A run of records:
=-=-=-=-=
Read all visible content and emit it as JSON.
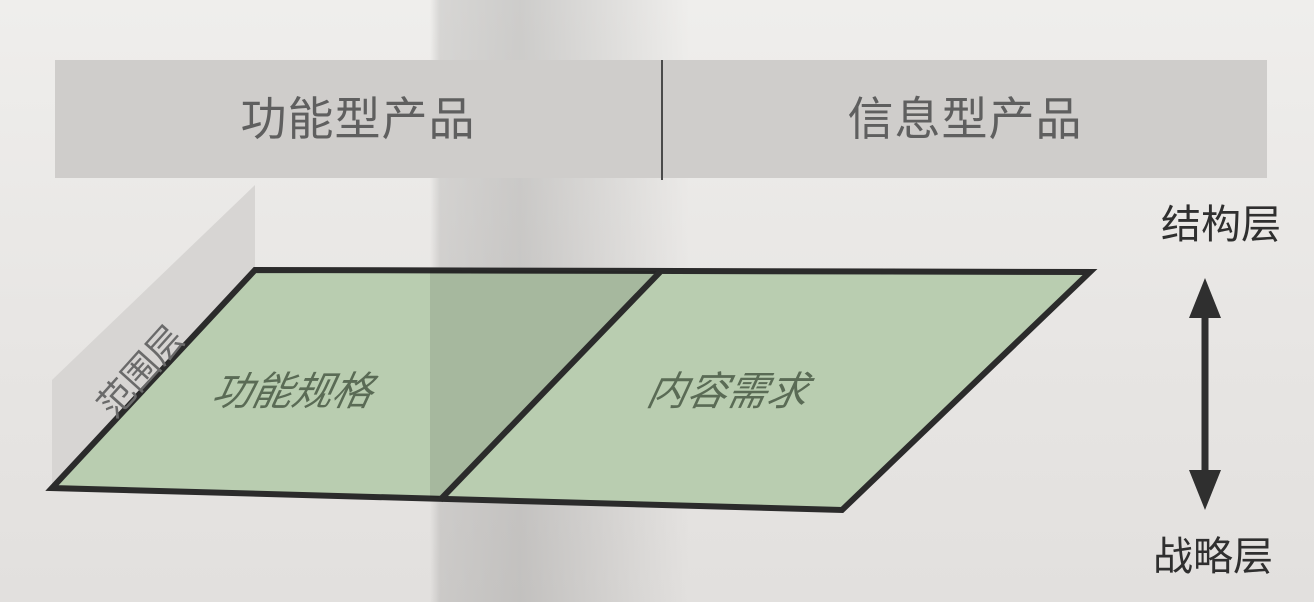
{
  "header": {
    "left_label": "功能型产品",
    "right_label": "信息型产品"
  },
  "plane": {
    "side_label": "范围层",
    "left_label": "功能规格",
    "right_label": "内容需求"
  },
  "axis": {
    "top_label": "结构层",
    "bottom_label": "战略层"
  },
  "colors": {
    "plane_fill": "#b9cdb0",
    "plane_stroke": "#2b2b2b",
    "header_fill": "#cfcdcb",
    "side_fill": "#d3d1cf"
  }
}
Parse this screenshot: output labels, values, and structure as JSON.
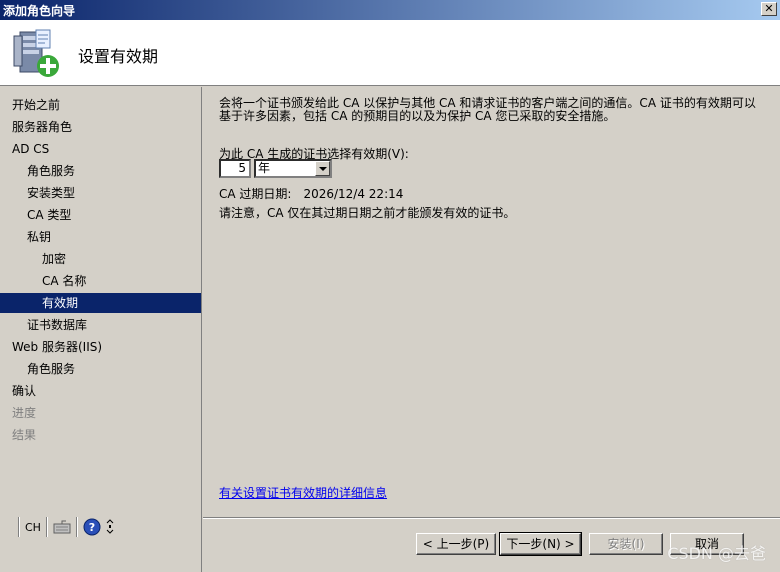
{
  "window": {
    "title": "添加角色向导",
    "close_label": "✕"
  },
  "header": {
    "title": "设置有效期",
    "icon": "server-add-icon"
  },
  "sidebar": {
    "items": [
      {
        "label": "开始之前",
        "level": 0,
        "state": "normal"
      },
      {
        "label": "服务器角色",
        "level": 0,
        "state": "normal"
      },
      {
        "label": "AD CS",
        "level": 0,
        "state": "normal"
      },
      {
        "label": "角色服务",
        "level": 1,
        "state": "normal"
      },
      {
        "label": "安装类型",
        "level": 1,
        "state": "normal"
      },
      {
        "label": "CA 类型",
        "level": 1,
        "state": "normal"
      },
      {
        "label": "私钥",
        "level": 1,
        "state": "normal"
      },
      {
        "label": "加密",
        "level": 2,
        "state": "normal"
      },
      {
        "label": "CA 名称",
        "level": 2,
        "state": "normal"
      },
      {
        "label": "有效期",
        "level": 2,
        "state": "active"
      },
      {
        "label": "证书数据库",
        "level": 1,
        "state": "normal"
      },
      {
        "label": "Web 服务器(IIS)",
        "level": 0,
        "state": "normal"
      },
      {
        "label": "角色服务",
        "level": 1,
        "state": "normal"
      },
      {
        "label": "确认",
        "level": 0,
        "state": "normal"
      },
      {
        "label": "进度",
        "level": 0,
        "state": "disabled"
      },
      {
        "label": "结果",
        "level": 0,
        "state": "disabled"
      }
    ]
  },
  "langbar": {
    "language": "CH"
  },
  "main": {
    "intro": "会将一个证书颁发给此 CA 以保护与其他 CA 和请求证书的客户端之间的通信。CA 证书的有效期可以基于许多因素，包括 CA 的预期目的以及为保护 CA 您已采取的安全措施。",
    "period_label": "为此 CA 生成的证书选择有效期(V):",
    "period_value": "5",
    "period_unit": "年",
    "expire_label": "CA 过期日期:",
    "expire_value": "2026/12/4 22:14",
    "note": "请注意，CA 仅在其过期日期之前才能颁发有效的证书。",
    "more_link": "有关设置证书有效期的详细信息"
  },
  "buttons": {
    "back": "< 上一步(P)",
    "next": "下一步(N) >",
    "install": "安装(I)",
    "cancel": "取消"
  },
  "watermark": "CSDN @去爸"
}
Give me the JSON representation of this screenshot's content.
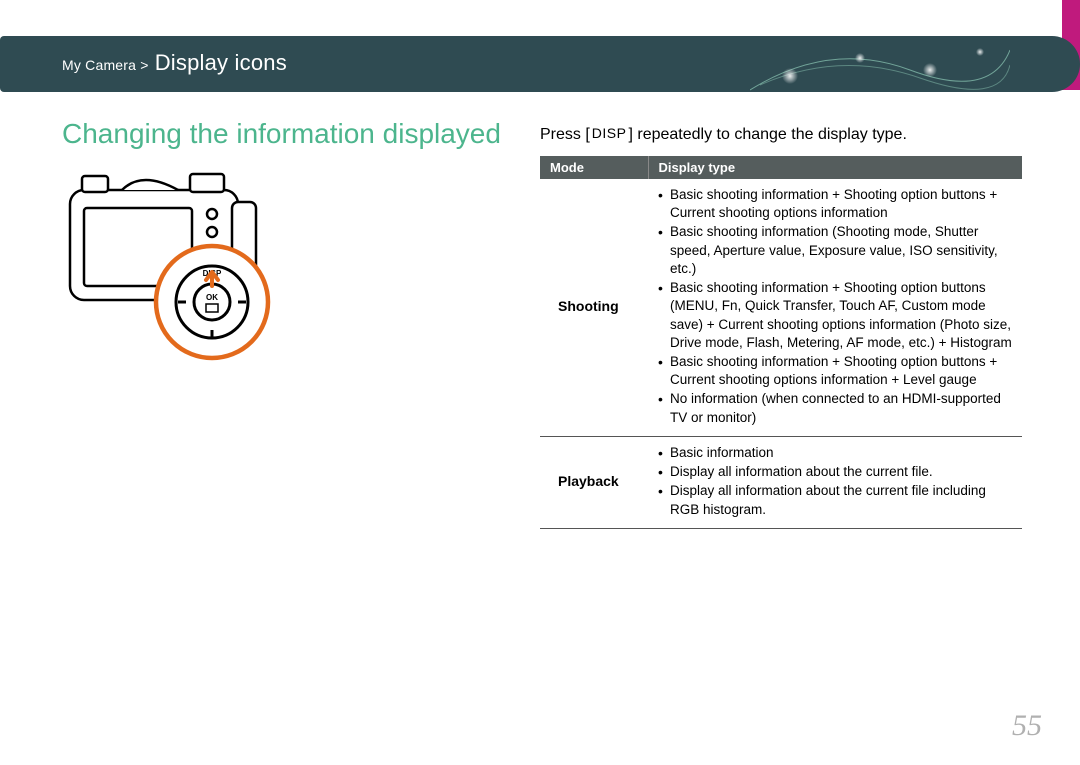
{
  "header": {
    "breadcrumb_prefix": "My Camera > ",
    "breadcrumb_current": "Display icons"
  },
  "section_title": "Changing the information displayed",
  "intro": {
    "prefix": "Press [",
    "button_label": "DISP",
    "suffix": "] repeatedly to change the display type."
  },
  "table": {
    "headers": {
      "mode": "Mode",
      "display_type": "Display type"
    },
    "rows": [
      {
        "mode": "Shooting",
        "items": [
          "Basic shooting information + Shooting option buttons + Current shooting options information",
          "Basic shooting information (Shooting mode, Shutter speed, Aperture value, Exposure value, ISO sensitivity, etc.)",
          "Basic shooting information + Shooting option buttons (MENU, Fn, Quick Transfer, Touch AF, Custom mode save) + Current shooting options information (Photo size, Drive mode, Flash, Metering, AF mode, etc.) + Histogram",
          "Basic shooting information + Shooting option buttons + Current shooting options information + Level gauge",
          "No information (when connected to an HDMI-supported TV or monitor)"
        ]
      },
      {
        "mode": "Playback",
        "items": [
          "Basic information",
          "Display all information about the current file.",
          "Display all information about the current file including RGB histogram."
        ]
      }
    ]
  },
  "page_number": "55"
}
=-=-=-=-=
• WRITTEN REQUEST
Transcribe the listing in full and omit the pictures.

• FINISHED TASK
Read all visible content and emit it as JSON.
{
  "header": {
    "left_label": "功能型产品",
    "right_label": "信息型产品"
  },
  "plane": {
    "side_label": "范围层",
    "left_label": "功能规格",
    "right_label": "内容需求"
  },
  "axis": {
    "top_label": "结构层",
    "bottom_label": "战略层"
  },
  "colors": {
    "plane_fill": "#b9cdb0",
    "plane_stroke": "#2b2b2b",
    "header_fill": "#cfcdcb",
    "side_fill": "#d3d1cf"
  }
}
Parse this screenshot: output labels, values, and structure as JSON.
{
  "window": {
    "title": "添加角色向导",
    "close_label": "✕"
  },
  "header": {
    "title": "设置有效期",
    "icon": "server-add-icon"
  },
  "sidebar": {
    "items": [
      {
        "label": "开始之前",
        "level": 0,
        "state": "normal"
      },
      {
        "label": "服务器角色",
        "level": 0,
        "state": "normal"
      },
      {
        "label": "AD CS",
        "level": 0,
        "state": "normal"
      },
      {
        "label": "角色服务",
        "level": 1,
        "state": "normal"
      },
      {
        "label": "安装类型",
        "level": 1,
        "state": "normal"
      },
      {
        "label": "CA 类型",
        "level": 1,
        "state": "normal"
      },
      {
        "label": "私钥",
        "level": 1,
        "state": "normal"
      },
      {
        "label": "加密",
        "level": 2,
        "state": "normal"
      },
      {
        "label": "CA 名称",
        "level": 2,
        "state": "normal"
      },
      {
        "label": "有效期",
        "level": 2,
        "state": "active"
      },
      {
        "label": "证书数据库",
        "level": 1,
        "state": "normal"
      },
      {
        "label": "Web 服务器(IIS)",
        "level": 0,
        "state": "normal"
      },
      {
        "label": "角色服务",
        "level": 1,
        "state": "normal"
      },
      {
        "label": "确认",
        "level": 0,
        "state": "normal"
      },
      {
        "label": "进度",
        "level": 0,
        "state": "disabled"
      },
      {
        "label": "结果",
        "level": 0,
        "state": "disabled"
      }
    ]
  },
  "langbar": {
    "language": "CH"
  },
  "main": {
    "intro": "会将一个证书颁发给此 CA 以保护与其他 CA 和请求证书的客户端之间的通信。CA 证书的有效期可以基于许多因素，包括 CA 的预期目的以及为保护 CA 您已采取的安全措施。",
    "period_label": "为此 CA 生成的证书选择有效期(V):",
    "period_value": "5",
    "period_unit": "年",
    "expire_label": "CA 过期日期:",
    "expire_value": "2026/12/4 22:14",
    "note": "请注意，CA 仅在其过期日期之前才能颁发有效的证书。",
    "more_link": "有关设置证书有效期的详细信息"
  },
  "buttons": {
    "back": "< 上一步(P)",
    "next": "下一步(N) >",
    "install": "安装(I)",
    "cancel": "取消"
  },
  "watermark": "CSDN @去爸"
}
Give me the JSON representation of this screenshot's content.
{
  "header": {
    "breadcrumb_prefix": "My Camera > ",
    "breadcrumb_current": "Display icons"
  },
  "section_title": "Changing the information displayed",
  "intro": {
    "prefix": "Press [",
    "button_label": "DISP",
    "suffix": "] repeatedly to change the display type."
  },
  "table": {
    "headers": {
      "mode": "Mode",
      "display_type": "Display type"
    },
    "rows": [
      {
        "mode": "Shooting",
        "items": [
          "Basic shooting information + Shooting option buttons + Current shooting options information",
          "Basic shooting information (Shooting mode, Shutter speed, Aperture value, Exposure value, ISO sensitivity, etc.)",
          "Basic shooting information + Shooting option buttons (MENU, Fn, Quick Transfer, Touch AF, Custom mode save) + Current shooting options information (Photo size, Drive mode, Flash, Metering, AF mode, etc.) + Histogram",
          "Basic shooting information + Shooting option buttons + Current shooting options information + Level gauge",
          "No information (when connected to an HDMI-supported TV or monitor)"
        ]
      },
      {
        "mode": "Playback",
        "items": [
          "Basic information",
          "Display all information about the current file.",
          "Display all information about the current file including RGB histogram."
        ]
      }
    ]
  },
  "page_number": "55"
}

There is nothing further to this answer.